- [Exercise objective]: Copy out all lines of the records in which the word "Loans" appears.

- [Records provided]:
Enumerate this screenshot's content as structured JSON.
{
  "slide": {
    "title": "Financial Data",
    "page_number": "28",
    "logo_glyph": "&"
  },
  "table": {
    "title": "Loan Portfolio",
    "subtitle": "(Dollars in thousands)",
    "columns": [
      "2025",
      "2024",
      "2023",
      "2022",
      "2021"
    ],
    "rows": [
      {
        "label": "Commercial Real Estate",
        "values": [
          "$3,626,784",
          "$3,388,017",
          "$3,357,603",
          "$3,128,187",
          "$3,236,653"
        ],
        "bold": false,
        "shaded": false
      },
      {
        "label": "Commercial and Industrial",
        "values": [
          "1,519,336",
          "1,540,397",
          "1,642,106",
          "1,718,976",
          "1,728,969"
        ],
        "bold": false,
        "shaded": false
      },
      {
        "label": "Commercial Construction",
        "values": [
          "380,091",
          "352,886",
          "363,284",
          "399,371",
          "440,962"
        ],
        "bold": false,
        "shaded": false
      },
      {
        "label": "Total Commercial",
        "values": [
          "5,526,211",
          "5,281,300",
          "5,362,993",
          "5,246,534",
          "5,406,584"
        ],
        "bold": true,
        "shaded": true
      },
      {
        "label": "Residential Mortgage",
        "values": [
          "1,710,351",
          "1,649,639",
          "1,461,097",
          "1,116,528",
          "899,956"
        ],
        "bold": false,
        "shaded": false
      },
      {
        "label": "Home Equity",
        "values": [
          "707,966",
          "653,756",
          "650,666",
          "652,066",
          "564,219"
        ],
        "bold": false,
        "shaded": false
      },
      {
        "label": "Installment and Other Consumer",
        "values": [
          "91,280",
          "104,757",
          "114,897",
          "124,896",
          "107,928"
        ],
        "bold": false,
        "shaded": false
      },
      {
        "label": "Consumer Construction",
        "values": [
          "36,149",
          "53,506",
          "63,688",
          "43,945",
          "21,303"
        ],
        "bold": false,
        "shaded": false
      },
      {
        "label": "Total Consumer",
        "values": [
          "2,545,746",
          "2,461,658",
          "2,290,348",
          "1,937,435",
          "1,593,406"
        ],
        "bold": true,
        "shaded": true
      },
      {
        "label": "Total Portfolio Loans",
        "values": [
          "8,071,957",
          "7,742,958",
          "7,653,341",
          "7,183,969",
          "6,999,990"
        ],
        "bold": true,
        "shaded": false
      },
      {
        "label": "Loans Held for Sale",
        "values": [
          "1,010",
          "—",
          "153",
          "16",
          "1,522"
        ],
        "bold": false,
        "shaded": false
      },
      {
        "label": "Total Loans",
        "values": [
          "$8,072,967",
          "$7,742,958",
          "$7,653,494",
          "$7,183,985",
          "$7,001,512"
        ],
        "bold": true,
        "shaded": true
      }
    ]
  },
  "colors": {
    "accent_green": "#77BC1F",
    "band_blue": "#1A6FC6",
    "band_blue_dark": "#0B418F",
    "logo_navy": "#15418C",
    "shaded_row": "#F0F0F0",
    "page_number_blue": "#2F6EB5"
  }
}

- [Result for this exercise]:
        "label": "Total Portfolio Loans",
        "label": "Loans Held for Sale",
        "label": "Total Loans",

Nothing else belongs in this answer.